» Supplied data:
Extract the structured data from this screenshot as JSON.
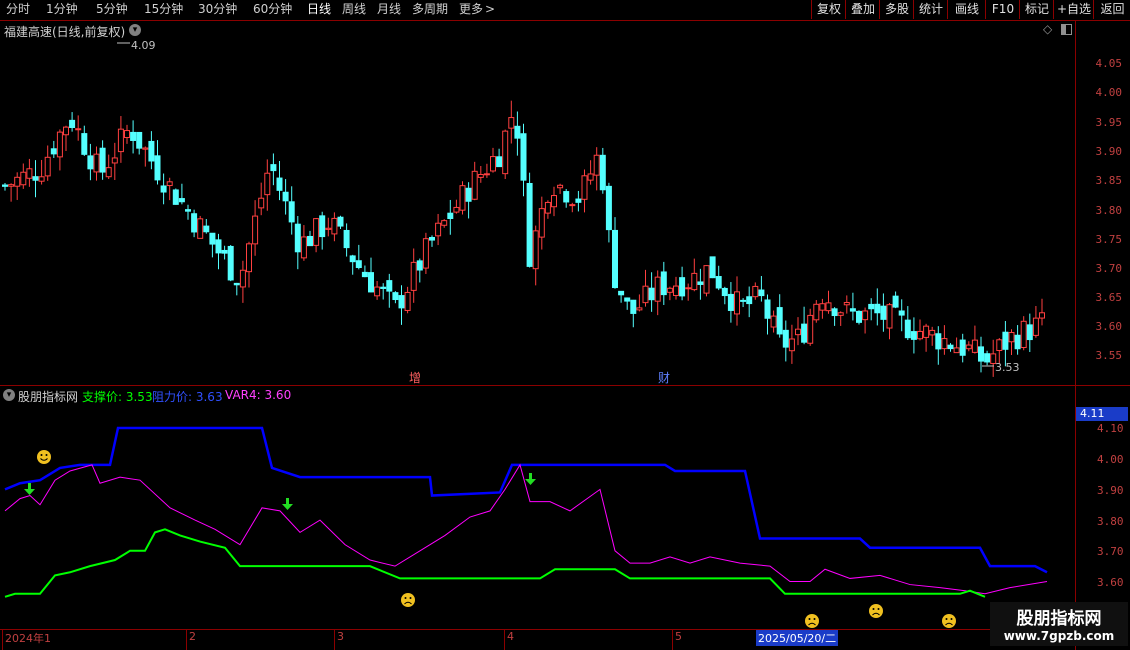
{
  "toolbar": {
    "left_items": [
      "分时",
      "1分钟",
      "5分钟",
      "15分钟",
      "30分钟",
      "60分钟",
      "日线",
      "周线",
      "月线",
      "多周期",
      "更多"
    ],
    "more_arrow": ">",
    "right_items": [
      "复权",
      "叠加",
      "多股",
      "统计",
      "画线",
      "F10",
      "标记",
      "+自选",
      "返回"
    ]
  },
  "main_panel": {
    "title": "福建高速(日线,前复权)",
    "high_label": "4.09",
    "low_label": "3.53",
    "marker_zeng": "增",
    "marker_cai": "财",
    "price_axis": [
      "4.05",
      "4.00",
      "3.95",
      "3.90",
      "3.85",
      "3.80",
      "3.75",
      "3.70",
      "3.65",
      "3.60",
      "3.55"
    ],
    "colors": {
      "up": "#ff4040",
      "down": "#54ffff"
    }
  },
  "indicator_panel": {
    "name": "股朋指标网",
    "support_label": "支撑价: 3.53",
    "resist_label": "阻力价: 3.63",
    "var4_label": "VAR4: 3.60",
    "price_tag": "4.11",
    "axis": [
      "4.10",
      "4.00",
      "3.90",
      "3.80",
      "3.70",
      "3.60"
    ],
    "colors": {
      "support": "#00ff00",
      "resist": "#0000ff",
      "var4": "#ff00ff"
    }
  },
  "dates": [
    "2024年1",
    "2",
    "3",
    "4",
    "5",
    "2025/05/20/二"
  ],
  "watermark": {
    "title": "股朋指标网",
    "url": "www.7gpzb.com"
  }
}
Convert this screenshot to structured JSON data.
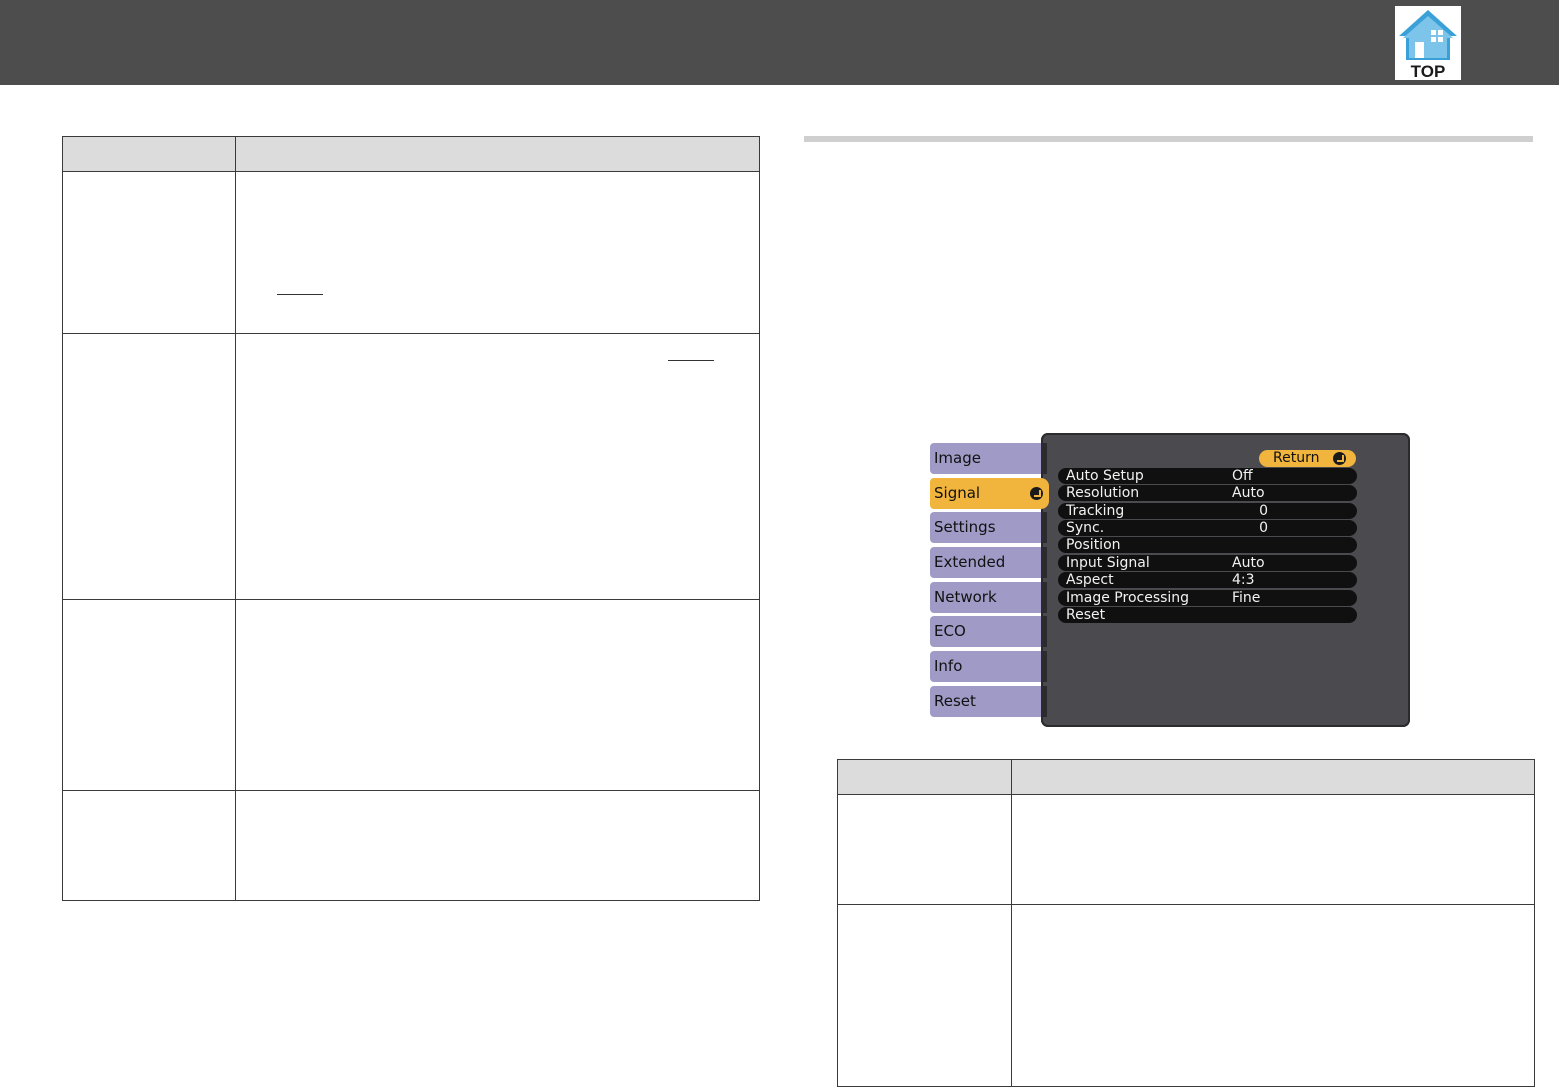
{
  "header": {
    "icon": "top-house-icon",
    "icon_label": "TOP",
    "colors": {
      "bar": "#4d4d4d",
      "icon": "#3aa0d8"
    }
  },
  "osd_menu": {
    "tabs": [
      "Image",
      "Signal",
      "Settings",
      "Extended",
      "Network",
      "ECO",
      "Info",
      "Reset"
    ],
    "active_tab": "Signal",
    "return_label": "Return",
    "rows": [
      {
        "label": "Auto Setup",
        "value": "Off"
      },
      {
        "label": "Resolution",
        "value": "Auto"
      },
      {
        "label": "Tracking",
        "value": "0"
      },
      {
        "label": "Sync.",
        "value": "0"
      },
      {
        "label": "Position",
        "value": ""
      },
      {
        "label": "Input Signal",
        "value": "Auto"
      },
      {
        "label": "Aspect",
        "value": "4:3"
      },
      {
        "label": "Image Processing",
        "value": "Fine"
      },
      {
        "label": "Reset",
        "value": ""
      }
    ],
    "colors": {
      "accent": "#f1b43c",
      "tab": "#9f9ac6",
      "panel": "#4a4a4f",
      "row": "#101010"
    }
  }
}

» Written request: Work out the count of lines containing the word "Signal", then write only that count.

» Reply to the task: 3